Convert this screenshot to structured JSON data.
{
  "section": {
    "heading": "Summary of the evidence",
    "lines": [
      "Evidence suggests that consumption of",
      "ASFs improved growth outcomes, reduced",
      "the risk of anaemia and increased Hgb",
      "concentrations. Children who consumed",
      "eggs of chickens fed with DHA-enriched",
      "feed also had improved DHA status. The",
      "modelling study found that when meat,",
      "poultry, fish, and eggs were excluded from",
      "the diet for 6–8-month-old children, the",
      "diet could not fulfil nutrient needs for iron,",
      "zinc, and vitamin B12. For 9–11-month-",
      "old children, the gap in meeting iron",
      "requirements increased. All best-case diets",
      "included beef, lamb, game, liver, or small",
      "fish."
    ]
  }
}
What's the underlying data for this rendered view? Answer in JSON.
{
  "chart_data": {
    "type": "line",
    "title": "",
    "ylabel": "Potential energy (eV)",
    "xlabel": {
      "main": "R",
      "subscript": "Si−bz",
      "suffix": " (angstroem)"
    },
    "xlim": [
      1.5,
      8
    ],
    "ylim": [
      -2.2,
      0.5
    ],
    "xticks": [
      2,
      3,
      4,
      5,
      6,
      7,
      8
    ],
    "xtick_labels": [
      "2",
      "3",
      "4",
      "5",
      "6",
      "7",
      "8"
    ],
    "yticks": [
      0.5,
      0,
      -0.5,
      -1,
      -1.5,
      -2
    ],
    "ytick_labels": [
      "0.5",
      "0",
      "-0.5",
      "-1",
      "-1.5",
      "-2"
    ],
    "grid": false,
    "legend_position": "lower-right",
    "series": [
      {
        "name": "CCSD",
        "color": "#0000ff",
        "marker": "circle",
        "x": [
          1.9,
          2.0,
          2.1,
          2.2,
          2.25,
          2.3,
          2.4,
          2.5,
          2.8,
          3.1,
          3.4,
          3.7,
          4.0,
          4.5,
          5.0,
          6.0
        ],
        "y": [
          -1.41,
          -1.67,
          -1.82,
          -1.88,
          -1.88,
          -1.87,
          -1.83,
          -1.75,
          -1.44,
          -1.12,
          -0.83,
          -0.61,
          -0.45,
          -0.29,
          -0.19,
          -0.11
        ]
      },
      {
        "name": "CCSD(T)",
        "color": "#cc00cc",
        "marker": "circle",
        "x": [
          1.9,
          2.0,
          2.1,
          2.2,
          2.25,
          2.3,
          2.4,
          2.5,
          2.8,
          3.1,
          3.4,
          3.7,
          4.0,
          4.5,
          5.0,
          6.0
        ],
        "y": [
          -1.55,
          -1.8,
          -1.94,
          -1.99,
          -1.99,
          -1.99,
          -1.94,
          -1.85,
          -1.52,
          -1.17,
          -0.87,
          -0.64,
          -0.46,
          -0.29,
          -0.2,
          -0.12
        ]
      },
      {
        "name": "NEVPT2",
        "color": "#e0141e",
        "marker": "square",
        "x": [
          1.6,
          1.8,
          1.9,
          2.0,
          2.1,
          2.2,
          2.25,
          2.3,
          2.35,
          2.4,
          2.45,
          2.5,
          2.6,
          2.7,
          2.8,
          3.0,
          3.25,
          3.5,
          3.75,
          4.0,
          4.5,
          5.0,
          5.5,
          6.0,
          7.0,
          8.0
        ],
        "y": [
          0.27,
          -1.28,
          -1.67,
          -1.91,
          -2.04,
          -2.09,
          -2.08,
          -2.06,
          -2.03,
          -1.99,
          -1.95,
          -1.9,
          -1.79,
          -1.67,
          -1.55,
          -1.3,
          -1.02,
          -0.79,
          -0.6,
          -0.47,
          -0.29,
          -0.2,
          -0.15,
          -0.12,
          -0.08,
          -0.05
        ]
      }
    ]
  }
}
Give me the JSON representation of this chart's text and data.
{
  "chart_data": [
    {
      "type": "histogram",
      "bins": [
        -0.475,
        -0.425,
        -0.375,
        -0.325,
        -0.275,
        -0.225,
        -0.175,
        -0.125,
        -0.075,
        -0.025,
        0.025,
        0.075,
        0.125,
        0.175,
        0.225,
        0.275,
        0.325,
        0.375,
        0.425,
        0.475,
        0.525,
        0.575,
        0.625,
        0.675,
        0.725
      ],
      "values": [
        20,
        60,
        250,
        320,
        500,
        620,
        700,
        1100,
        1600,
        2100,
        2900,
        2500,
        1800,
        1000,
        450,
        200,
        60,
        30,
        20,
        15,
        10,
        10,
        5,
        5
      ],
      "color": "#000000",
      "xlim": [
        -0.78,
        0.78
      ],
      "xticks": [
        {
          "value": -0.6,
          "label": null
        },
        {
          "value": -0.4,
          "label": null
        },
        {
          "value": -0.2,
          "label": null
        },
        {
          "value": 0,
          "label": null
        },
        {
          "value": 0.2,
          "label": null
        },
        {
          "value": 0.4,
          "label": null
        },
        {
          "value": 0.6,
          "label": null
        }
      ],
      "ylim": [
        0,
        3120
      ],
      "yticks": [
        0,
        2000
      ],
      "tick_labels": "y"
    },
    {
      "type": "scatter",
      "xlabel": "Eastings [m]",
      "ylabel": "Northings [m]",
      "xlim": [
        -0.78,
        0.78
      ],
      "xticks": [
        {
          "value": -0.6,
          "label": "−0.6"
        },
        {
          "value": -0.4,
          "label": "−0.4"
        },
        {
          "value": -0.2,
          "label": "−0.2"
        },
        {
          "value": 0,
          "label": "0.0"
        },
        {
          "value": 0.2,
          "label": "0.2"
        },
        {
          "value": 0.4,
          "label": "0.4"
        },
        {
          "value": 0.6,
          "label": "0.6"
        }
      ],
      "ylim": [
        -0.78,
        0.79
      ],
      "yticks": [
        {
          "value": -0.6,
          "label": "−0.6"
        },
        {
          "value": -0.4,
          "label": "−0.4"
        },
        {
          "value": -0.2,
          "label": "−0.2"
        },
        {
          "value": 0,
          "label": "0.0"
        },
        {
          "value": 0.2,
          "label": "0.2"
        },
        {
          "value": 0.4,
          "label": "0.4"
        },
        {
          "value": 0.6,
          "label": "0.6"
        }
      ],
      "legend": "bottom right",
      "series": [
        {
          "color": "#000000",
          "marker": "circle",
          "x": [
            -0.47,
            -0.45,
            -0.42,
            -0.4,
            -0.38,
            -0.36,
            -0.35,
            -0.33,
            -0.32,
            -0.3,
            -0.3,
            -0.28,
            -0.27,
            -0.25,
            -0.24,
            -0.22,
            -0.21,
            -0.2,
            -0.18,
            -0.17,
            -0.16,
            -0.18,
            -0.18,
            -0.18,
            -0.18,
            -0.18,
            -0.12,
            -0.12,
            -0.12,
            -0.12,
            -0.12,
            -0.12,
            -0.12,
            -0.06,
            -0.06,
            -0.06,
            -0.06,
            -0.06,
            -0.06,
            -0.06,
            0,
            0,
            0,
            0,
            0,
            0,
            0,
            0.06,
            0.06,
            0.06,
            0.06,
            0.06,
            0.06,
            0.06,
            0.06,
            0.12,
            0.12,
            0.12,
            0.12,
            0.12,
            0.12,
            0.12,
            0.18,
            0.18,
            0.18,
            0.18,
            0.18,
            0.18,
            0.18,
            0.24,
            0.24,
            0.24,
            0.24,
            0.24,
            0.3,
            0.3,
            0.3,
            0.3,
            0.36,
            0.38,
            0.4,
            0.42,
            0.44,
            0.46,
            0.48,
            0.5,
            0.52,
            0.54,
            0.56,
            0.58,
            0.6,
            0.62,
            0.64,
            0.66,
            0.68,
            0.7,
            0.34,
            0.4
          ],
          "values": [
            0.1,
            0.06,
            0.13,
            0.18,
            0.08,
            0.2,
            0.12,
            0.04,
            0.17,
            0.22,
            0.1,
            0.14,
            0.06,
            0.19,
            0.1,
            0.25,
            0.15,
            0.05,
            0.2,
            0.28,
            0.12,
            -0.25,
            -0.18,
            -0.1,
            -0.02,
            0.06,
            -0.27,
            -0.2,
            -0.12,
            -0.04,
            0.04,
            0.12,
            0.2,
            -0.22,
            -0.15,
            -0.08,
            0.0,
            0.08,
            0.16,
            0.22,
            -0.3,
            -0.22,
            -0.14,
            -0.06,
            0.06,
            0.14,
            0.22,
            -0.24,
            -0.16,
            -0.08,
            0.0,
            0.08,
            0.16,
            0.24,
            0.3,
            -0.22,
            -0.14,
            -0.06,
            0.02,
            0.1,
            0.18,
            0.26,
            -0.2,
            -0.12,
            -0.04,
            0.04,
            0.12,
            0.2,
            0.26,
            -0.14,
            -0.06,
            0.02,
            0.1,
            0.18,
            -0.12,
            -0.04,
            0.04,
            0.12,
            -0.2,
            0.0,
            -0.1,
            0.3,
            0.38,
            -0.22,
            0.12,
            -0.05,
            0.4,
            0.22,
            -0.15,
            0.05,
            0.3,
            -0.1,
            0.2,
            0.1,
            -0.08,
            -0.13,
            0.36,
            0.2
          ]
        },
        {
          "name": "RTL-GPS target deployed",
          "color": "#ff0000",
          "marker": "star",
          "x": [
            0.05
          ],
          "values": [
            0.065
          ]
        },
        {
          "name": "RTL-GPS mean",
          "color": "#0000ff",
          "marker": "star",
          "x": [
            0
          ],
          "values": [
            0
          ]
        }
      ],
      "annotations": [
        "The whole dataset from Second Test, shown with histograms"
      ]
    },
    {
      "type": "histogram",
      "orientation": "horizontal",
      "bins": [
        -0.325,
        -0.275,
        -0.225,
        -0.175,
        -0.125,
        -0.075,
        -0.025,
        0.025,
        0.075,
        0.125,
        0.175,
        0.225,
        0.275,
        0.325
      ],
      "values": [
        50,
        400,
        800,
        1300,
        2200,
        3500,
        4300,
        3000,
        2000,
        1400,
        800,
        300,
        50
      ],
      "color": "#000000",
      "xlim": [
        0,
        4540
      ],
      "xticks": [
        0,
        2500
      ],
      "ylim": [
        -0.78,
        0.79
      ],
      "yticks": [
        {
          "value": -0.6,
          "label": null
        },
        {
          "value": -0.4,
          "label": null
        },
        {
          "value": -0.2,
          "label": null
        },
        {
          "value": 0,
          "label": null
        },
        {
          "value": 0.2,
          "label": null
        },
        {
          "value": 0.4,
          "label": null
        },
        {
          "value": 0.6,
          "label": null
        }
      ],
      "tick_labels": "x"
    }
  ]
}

> [TASK GOAL]:
Provide the number of lines containing the string "color", with no other output.

> [COMPLETE OUTPUT]:
8